### WHAT YOU HAVE TO DO
In the entries, find all lines that hold the word "this" and copy them.

-.-.-

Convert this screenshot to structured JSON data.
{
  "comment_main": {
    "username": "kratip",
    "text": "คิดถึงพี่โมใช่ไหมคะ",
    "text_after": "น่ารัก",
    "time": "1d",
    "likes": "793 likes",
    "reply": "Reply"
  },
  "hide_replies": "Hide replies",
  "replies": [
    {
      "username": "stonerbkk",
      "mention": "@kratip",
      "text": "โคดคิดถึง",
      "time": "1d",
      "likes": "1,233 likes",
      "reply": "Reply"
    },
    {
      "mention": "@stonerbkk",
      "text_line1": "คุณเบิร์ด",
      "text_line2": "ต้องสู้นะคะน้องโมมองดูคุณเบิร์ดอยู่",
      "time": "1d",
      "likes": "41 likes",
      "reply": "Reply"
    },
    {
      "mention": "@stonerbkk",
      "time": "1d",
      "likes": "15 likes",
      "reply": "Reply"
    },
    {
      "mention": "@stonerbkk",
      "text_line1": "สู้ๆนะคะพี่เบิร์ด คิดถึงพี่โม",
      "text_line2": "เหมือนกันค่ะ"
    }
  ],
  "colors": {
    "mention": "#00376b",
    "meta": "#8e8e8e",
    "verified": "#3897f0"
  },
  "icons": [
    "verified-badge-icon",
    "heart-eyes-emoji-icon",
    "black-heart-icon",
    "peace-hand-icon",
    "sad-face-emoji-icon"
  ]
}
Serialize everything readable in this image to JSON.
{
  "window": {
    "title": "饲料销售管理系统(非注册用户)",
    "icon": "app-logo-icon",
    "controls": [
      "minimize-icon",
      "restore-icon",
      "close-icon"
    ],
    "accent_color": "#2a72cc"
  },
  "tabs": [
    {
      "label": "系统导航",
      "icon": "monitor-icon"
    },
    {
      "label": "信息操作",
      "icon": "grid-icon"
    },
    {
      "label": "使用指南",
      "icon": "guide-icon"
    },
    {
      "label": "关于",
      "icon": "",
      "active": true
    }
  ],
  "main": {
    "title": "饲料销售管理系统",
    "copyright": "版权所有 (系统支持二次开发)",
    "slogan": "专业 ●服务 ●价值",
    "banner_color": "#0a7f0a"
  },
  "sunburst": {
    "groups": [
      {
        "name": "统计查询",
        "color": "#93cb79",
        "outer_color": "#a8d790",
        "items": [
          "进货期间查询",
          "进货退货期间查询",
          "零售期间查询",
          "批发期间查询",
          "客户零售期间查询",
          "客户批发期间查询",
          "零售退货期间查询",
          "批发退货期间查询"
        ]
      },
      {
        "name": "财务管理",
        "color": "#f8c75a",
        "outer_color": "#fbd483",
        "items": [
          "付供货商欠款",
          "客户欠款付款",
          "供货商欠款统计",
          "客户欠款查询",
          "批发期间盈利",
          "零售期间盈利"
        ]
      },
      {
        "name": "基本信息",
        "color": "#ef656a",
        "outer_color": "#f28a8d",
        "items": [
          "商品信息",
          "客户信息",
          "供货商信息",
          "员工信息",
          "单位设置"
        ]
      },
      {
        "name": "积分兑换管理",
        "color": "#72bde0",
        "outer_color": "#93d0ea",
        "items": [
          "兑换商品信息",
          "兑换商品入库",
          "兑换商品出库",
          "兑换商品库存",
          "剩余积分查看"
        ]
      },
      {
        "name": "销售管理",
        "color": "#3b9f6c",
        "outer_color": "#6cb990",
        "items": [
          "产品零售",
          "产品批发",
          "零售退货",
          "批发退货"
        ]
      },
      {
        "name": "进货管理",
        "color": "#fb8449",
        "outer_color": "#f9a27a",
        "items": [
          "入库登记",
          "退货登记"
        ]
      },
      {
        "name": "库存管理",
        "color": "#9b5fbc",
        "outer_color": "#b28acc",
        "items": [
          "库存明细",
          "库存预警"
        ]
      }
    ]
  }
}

-.-.-

### RESPONSE
Convert this screenshot to structured JSON data.
Serialize everything readable in this image to JSON.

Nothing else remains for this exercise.